- **EXERCISE**:
A word-for-word copy of the records below is needed, without the images.

- **DATA RECORDS**:
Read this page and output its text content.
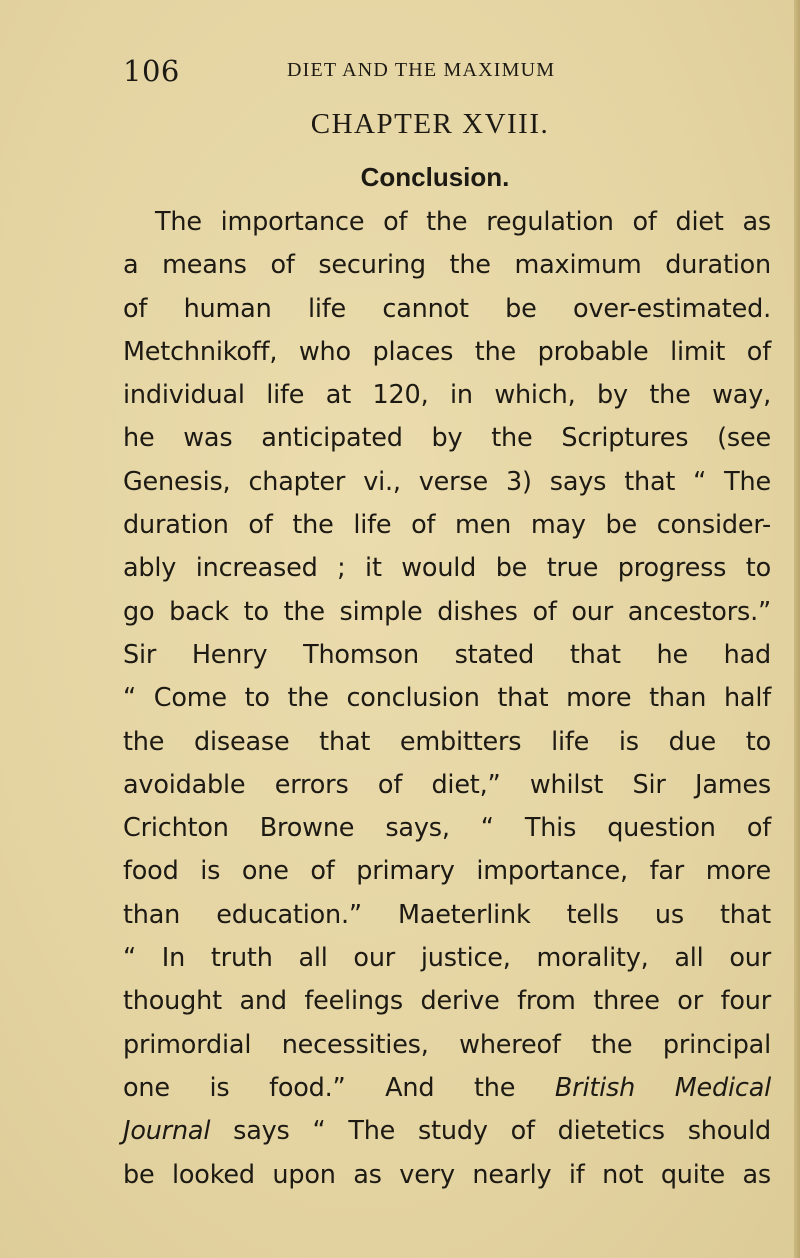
106	DIET AND THE MAXIMUM
CHAPTER XVIII.
Conclusion.
The importance of the regulation of diet as
a means of securing the maximum duration
of human life cannot be over-estimated.
Metchnikoff, who places the probable limit of
individual life at 120, in which, by the way,
he was anticipated by the Scriptures (see
Genesis, chapter vi., verse 3) says that “ The
duration of the life of men may be consider-
ably increased ; it would be true progress to
go back to the simple dishes of our ancestors.”
Sir Henry Thomson stated that he had
“ Come to the conclusion that more than half
the disease that embitters life is due to
avoidable errors of diet,” whilst Sir James
Crichton Browne says, “ This question of
food is one of primary importance, far more
than education.” Maeterlink tells us that
“ In truth all our justice, morality, all our
thought and feelings derive from three or four
primordial necessities, whereof the principal
one is food.” And the British Medical
Journal says “ The study of dietetics should
be looked upon as very nearly if not quite as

- **SOLUTION**:
Read this page and output its text content.
106	DIET AND THE MAXIMUM
CHAPTER XVIII.
Conclusion.
The importance of the regulation of diet as
a means of securing the maximum duration
of human life cannot be over-estimated.
Metchnikoff, who places the probable limit of
individual life at 120, in which, by the way,
he was anticipated by the Scriptures (see
Genesis, chapter vi., verse 3) says that “ The
duration of the life of men may be consider-
ably increased ; it would be true progress to
go back to the simple dishes of our ancestors.”
Sir Henry Thomson stated that he had
“ Come to the conclusion that more than half
the disease that embitters life is due to
avoidable errors of diet,” whilst Sir James
Crichton Browne says, “ This question of
food is one of primary importance, far more
than education.” Maeterlink tells us that
“ In truth all our justice, morality, all our
thought and feelings derive from three or four
primordial necessities, whereof the principal
one is food.” And the British Medical
Journal says “ The study of dietetics should
be looked upon as very nearly if not quite as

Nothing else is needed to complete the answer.